● **Exercise objective**
Copy exactly the lines from the "Convert this screenshot" line to the end, both included, and nothing else.

● **Listed records**
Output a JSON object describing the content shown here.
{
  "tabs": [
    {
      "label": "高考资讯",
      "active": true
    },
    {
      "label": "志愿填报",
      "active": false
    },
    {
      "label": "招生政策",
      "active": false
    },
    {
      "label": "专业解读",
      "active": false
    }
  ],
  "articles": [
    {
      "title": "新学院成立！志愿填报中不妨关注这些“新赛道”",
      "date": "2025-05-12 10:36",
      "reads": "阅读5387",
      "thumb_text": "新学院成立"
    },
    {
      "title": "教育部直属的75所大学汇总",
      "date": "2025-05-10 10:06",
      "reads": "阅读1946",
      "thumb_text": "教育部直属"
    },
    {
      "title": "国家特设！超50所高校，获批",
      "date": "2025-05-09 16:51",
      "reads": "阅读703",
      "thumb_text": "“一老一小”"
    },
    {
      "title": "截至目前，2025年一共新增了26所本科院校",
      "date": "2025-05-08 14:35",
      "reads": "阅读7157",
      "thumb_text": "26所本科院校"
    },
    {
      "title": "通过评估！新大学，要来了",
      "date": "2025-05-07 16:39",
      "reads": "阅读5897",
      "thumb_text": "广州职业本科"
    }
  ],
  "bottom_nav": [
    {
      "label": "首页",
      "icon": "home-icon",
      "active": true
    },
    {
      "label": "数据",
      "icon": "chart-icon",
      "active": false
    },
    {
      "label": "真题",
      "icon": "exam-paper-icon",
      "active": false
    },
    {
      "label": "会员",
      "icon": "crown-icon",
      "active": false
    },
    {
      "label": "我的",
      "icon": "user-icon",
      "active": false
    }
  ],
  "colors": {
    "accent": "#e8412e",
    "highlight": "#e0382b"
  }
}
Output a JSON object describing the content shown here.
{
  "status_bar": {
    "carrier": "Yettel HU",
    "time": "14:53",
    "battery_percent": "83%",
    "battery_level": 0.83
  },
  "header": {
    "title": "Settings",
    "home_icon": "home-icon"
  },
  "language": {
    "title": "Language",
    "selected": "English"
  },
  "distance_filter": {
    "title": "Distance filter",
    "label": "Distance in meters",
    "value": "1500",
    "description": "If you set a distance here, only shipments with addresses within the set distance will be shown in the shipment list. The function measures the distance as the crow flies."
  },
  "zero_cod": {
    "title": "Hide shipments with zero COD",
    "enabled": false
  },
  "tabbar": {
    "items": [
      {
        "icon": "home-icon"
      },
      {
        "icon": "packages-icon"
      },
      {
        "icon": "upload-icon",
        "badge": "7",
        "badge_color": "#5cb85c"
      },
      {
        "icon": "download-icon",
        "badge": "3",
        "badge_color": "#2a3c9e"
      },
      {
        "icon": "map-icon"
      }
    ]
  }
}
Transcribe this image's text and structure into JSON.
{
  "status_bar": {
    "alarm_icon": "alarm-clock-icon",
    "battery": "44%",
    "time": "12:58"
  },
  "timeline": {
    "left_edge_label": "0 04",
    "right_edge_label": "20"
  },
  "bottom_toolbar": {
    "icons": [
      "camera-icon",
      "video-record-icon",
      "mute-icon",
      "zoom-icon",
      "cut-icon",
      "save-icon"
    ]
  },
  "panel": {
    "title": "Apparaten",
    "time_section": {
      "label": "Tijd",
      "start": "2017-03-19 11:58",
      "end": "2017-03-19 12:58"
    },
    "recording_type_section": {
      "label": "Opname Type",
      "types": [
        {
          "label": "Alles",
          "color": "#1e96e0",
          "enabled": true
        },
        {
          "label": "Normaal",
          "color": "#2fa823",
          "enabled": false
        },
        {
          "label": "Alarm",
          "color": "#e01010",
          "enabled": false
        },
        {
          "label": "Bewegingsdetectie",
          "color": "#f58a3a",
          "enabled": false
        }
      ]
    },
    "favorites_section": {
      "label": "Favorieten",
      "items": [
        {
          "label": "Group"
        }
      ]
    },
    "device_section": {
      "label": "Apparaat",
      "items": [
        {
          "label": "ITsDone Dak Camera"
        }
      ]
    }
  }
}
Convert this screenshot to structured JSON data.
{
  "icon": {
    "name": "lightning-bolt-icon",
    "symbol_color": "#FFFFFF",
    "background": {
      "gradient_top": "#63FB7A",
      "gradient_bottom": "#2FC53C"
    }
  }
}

● **Solution to this exercise**
Convert this screenshot to structured JSON data.
{
  "icon": {
    "name": "lightning-bolt-icon",
    "symbol_color": "#FFFFFF",
    "background": {
      "gradient_top": "#63FB7A",
      "gradient_bottom": "#2FC53C"
    }
  }
}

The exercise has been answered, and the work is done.